Instructions for the task ->
Check each line of the entries below for the string "name"; copy every line where it appears.

(Items from a dataset)
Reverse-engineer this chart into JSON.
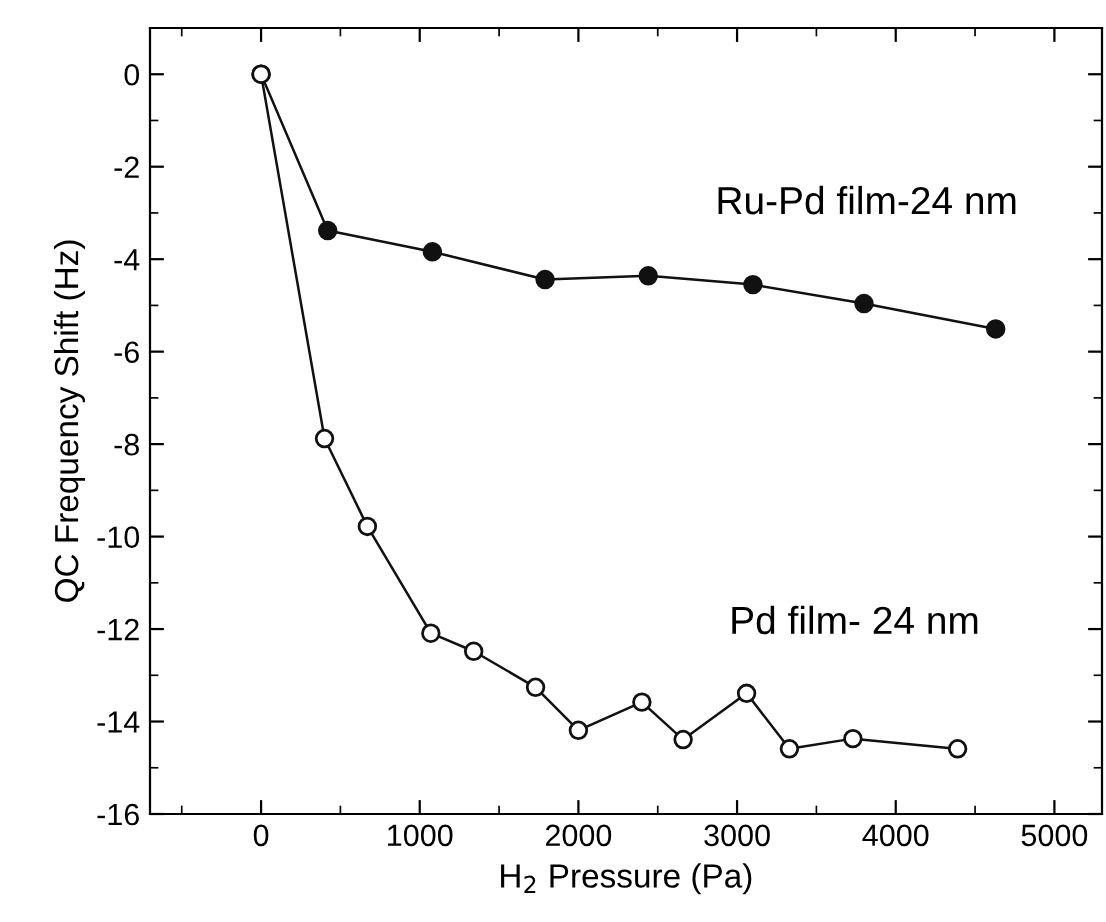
{
  "chart_data": {
    "type": "line",
    "xlabel": "H$_{2}$ Pressure (Pa)",
    "ylabel": "QC Frequency Shift (Hz)",
    "xlim": [
      -700,
      5300
    ],
    "xticks": [
      0,
      1000,
      2000,
      3000,
      4000,
      5000
    ],
    "ylim": [
      -16,
      1
    ],
    "yticks": [
      {
        "value": 0,
        "label": "0"
      },
      {
        "value": -2,
        "label": "-2"
      },
      {
        "value": -4,
        "label": "-4"
      },
      {
        "value": -6,
        "label": "-6"
      },
      {
        "value": -8,
        "label": "-8"
      },
      {
        "value": -10,
        "label": "-10"
      },
      {
        "value": -12,
        "label": "-12"
      },
      {
        "value": -14,
        "label": "-14"
      },
      {
        "value": -16,
        "label": "-16"
      }
    ],
    "grid": false,
    "legend": false,
    "series": [
      {
        "name": "Ru-Pd film-24 nm",
        "color": "#111111",
        "marker": "circle",
        "x": [
          0,
          420,
          1080,
          1790,
          2440,
          3100,
          3800,
          4630
        ],
        "values": [
          0,
          -3.38,
          -3.84,
          -4.44,
          -4.36,
          -4.55,
          -4.96,
          -5.51
        ]
      },
      {
        "name": "Pd film- 24 nm",
        "color": "#111111",
        "marker": "circle",
        "x": [
          0,
          400,
          670,
          1070,
          1340,
          1730,
          2000,
          2400,
          2660,
          3060,
          3330,
          3730,
          4390
        ],
        "values": [
          0,
          -7.88,
          -9.78,
          -12.09,
          -12.48,
          -13.26,
          -14.19,
          -13.58,
          -14.39,
          -13.39,
          -14.59,
          -14.37,
          -14.59
        ]
      }
    ]
  }
}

Exercise output ->
        "name": "Ru-Pd film-24 nm",
        "name": "Pd film- 24 nm",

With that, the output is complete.